• _Texte présenté_
--------------------
Le jeu de ping-pong qui entoure  le rachat de l’opérateur téléphonique Tigo par la plateforme digitale de services financiers Wari, rappelle le feuilleton du transfert de Neymar. Si ce transfert est considéré comme celui du siècle dans le monde du football, l’on peut dire que le dossier Tigo-Wari est de loin la transaction qui regorge le plus de soubresauts  dans le milieu des télécoms.

 

Le dernier rebondissement en date est le décret présidentiel signé par le Chef de l’Etat du Sénégal, mercredi 02 août. Le document approuve  en son article premier la cession de la licence d’établissement et d’exploitation des réseaux  de télécommunications  ouverts au public  Sentel GSM SA (Tigo) à Wari SA.

 

Dans son deuxième article, le décret stipule que Wari est tenu de respecter l’ensemble des dispositions de la convention et du cahier de charges  signées par Sentel au moment de la cession en février  dernier.

 

Ainsi, dans le troisième et dernier article du décret, il est indiqué que le ministre  des finances et son homologue des télécommunications sont chargés de l’exécution du texte, chacun en ce qui le concerne.

 

Ce décret est tombé au moment où tout semble être  noir pour Wari et son PDG, Kabirou Mbodje, qui le 31 juillet dernier, a eu la surprise de voir dans les medias un communiqué de Millicom, la maison mère de Tigo, mettant fin à l’accord de vente de sa filiale. En effet, Millicom annonçait dans son communiqué avoir paraphé une nouvelle convention de vente avec un consortium composé de NJJ Holding, Sofima géré par le Groupe Axian et Teyliom Group, appartenant au sénégalais, Yerim Sow.

 

Mais, cette volonté de Millicom s’est heurtée à la niaque du boss de Wari qui voit en cela, une forfaiture qu’il n’a pas manqué de dénoncer dans une missive quelques heures après la décision du groupe de télécoms.

 

A ce stade, le gouvernement semble remettre la société de M.Mbodje sur de bons rails, en donnant son aval à cette cession. Car certaines sources révèlent que le Directeur Général de l’ARTP, M.Abdoul Karim SALL aurait été saisi pour casser le nouveau contrat entre Millicom et le consortium susnommé et laisser continuer le processus non bouclé de l’opération de cession conformément aux règles.
--------------------
• _Tâches à réaliser_
1) Affichez le passage de l'article sur le rachat de Tigo compris entre « Le jeu de ping-pong » et « milieu des télécoms. », bornes incluses.
2) D'après l'article sur le rachat de Tigo, quel jour le décret présidentiel a-t-il été signé par le Chef de l'État du Sénégal ?
--------------------
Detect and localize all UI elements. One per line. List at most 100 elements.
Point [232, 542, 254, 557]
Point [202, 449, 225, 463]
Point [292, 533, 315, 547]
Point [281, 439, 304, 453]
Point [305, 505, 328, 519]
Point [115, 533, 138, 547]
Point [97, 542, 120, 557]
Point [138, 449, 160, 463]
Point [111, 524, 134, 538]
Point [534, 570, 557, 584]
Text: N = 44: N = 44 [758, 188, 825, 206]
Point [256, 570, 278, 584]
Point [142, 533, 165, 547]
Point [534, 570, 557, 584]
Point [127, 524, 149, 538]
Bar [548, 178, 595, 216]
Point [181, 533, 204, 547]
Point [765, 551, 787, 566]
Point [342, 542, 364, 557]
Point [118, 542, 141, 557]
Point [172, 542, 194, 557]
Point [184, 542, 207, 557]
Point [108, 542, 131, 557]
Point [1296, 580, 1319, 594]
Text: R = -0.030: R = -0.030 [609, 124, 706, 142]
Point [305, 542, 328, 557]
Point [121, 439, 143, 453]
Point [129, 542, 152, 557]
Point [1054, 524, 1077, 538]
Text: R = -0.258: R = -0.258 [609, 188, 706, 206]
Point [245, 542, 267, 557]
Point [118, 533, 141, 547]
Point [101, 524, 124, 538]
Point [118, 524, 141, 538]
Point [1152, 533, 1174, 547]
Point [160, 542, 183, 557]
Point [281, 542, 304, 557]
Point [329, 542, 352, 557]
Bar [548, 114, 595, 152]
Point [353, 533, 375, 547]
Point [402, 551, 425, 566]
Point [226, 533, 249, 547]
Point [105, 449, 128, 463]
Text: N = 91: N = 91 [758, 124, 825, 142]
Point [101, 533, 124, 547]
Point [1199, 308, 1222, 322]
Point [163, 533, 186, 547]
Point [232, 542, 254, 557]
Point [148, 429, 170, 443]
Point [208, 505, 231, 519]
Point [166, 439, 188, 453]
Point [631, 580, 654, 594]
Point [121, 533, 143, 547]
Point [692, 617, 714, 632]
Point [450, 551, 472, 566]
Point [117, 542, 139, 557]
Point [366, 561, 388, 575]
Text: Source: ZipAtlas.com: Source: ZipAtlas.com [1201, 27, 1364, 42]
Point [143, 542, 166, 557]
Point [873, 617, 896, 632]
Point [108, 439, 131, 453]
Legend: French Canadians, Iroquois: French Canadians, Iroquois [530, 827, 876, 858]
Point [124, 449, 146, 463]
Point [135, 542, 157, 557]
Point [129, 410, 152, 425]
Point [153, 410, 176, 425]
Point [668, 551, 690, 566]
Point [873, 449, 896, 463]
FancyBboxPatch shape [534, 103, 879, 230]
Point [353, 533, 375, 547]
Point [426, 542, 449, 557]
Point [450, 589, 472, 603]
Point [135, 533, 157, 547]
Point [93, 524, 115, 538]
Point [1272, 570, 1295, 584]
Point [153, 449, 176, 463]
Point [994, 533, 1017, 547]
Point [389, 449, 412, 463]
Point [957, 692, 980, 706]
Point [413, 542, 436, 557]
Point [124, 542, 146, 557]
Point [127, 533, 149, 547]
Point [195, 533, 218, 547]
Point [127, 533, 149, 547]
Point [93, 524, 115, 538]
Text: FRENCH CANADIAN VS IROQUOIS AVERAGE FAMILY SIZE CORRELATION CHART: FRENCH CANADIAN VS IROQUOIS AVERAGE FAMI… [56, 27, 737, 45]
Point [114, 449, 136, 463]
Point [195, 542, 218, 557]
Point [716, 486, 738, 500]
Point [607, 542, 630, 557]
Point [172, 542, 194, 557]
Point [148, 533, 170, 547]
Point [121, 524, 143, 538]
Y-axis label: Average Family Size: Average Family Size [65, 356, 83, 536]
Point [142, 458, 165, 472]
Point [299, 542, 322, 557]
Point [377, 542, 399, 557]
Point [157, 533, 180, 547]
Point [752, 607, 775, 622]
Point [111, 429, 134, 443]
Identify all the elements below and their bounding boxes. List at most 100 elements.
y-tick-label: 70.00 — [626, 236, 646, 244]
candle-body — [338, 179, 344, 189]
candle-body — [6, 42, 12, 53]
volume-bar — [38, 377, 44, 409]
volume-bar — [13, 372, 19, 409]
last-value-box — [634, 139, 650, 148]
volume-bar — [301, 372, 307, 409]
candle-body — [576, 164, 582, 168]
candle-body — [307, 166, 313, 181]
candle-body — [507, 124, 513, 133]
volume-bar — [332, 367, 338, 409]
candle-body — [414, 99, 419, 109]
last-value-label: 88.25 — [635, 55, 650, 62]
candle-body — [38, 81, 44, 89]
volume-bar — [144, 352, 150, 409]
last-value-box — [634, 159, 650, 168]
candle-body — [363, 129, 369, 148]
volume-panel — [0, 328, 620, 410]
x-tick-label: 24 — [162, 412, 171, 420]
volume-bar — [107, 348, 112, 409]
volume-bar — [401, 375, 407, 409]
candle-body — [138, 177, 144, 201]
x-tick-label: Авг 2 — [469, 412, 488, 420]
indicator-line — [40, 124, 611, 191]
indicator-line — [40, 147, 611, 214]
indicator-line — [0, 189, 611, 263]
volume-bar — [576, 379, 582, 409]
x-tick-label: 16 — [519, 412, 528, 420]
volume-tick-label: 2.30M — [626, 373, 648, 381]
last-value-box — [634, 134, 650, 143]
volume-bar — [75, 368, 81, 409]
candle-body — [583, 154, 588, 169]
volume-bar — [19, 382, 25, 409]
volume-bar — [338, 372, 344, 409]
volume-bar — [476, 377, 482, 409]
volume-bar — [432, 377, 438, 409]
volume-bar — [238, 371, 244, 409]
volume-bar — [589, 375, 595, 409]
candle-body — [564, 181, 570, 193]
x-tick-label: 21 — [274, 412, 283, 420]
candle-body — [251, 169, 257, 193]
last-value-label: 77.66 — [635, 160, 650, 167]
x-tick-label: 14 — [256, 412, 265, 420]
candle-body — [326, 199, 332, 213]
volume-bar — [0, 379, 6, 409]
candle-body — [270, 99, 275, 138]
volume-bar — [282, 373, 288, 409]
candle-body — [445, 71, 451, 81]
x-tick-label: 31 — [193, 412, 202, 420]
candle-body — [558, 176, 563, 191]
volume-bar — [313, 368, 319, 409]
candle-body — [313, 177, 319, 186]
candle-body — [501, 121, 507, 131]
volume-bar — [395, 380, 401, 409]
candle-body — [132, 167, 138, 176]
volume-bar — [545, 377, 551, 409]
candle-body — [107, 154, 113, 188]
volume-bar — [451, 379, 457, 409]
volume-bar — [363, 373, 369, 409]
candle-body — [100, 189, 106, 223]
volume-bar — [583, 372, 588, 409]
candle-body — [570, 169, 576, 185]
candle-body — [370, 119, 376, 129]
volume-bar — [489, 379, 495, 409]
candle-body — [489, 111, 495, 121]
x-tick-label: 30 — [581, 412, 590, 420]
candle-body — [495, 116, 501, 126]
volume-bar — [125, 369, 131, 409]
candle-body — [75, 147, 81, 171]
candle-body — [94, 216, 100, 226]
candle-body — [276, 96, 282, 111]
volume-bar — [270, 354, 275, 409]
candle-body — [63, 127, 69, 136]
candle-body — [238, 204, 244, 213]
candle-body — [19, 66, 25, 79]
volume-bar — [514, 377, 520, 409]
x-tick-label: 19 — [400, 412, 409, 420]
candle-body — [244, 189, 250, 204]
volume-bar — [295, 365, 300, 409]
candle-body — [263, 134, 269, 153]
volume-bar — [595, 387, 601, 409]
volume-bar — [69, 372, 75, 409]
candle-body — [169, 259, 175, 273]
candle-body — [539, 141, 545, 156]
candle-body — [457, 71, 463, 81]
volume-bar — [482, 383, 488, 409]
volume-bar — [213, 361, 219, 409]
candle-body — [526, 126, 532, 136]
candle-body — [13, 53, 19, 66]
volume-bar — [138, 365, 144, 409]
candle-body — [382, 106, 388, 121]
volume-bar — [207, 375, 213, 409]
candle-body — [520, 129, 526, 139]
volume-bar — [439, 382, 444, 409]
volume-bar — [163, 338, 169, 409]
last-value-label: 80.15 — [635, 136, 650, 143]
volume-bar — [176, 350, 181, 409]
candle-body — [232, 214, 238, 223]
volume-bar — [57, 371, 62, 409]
--------------------
• _Réponses aux tâches_
1)
Le jeu de ping-pong qui entoure  le rachat de l’opérateur téléphonique Tigo par la plateforme digitale de services financiers Wari, rappelle le feuilleton du transfert de Neymar. Si ce transfert est considéré comme celui du siècle dans le monde du football, l’on peut dire que le dossier Tigo-Wari est de loin la transaction qui regorge le plus de soubresauts  dans le milieu des télécoms.

2) Le mercredi 02 août.